- _What the task requires_: Give all the lines below again, exactly, with no pictures.
..............................
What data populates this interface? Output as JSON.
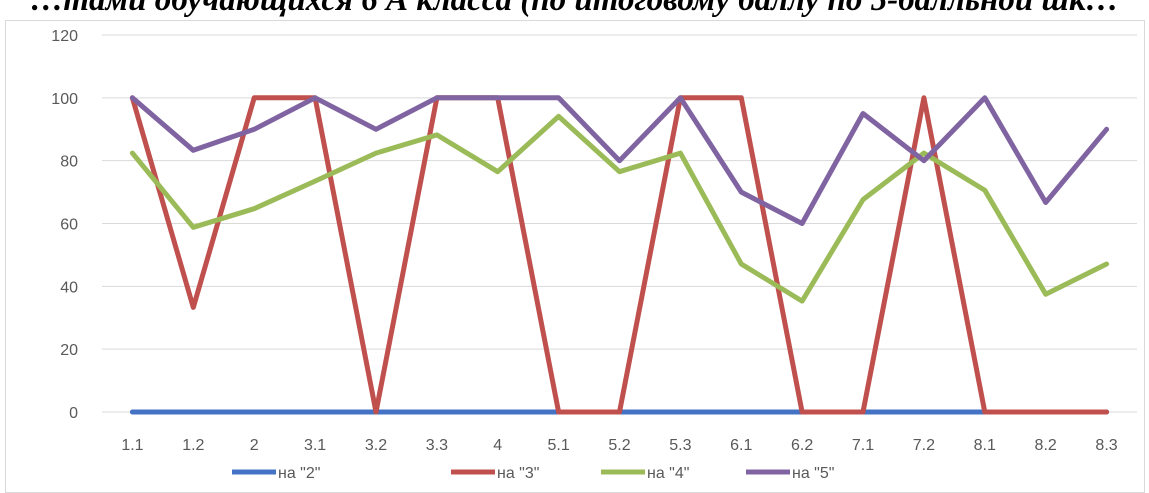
{
  "chart_data": {
    "type": "line",
    "title": "…тами обучающихся 6 А класса (по итоговому баллу по 5-балльной шк…",
    "categories": [
      "1.1",
      "1.2",
      "2",
      "3.1",
      "3.2",
      "3.3",
      "4",
      "5.1",
      "5.2",
      "5.3",
      "6.1",
      "6.2",
      "7.1",
      "7.2",
      "8.1",
      "8.2",
      "8.3"
    ],
    "ylim": [
      0,
      120
    ],
    "yticks": [
      0,
      20,
      40,
      60,
      80,
      100,
      120
    ],
    "grid": true,
    "legend": "bottom",
    "series": [
      {
        "name": "на \"2\"",
        "color": "#4472c4",
        "values": [
          0,
          0,
          0,
          0,
          0,
          0,
          0,
          0,
          0,
          0,
          0,
          0,
          0,
          0,
          0,
          0,
          0
        ]
      },
      {
        "name": "на \"3\"",
        "color": "#c0504d",
        "values": [
          100,
          33.3,
          100,
          100,
          0,
          100,
          100,
          0,
          0,
          100,
          100,
          0,
          0,
          100,
          0,
          0,
          0
        ]
      },
      {
        "name": "на \"4\"",
        "color": "#9bbb59",
        "values": [
          82.4,
          58.8,
          64.7,
          73.5,
          82.4,
          88.2,
          76.5,
          94.1,
          76.5,
          82.4,
          47.1,
          35.3,
          67.6,
          82.4,
          70.6,
          37.5,
          47.1
        ]
      },
      {
        "name": "на \"5\"",
        "color": "#8064a2",
        "values": [
          100,
          83.3,
          90,
          100,
          90,
          100,
          100,
          100,
          80,
          100,
          70,
          60,
          95,
          80,
          100,
          66.7,
          90
        ]
      }
    ]
  }
}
..............................
- _Solution for this exercise_:
What data populates this interface? Output as JSON.
{
  "chart_data": {
    "type": "line",
    "title": "…тами обучающихся 6 А класса (по итоговому баллу по 5-балльной шк…",
    "categories": [
      "1.1",
      "1.2",
      "2",
      "3.1",
      "3.2",
      "3.3",
      "4",
      "5.1",
      "5.2",
      "5.3",
      "6.1",
      "6.2",
      "7.1",
      "7.2",
      "8.1",
      "8.2",
      "8.3"
    ],
    "ylim": [
      0,
      120
    ],
    "yticks": [
      0,
      20,
      40,
      60,
      80,
      100,
      120
    ],
    "grid": true,
    "legend": "bottom",
    "series": [
      {
        "name": "на \"2\"",
        "color": "#4472c4",
        "values": [
          0,
          0,
          0,
          0,
          0,
          0,
          0,
          0,
          0,
          0,
          0,
          0,
          0,
          0,
          0,
          0,
          0
        ]
      },
      {
        "name": "на \"3\"",
        "color": "#c0504d",
        "values": [
          100,
          33.3,
          100,
          100,
          0,
          100,
          100,
          0,
          0,
          100,
          100,
          0,
          0,
          100,
          0,
          0,
          0
        ]
      },
      {
        "name": "на \"4\"",
        "color": "#9bbb59",
        "values": [
          82.4,
          58.8,
          64.7,
          73.5,
          82.4,
          88.2,
          76.5,
          94.1,
          76.5,
          82.4,
          47.1,
          35.3,
          67.6,
          82.4,
          70.6,
          37.5,
          47.1
        ]
      },
      {
        "name": "на \"5\"",
        "color": "#8064a2",
        "values": [
          100,
          83.3,
          90,
          100,
          90,
          100,
          100,
          100,
          80,
          100,
          70,
          60,
          95,
          80,
          100,
          66.7,
          90
        ]
      }
    ]
  }
}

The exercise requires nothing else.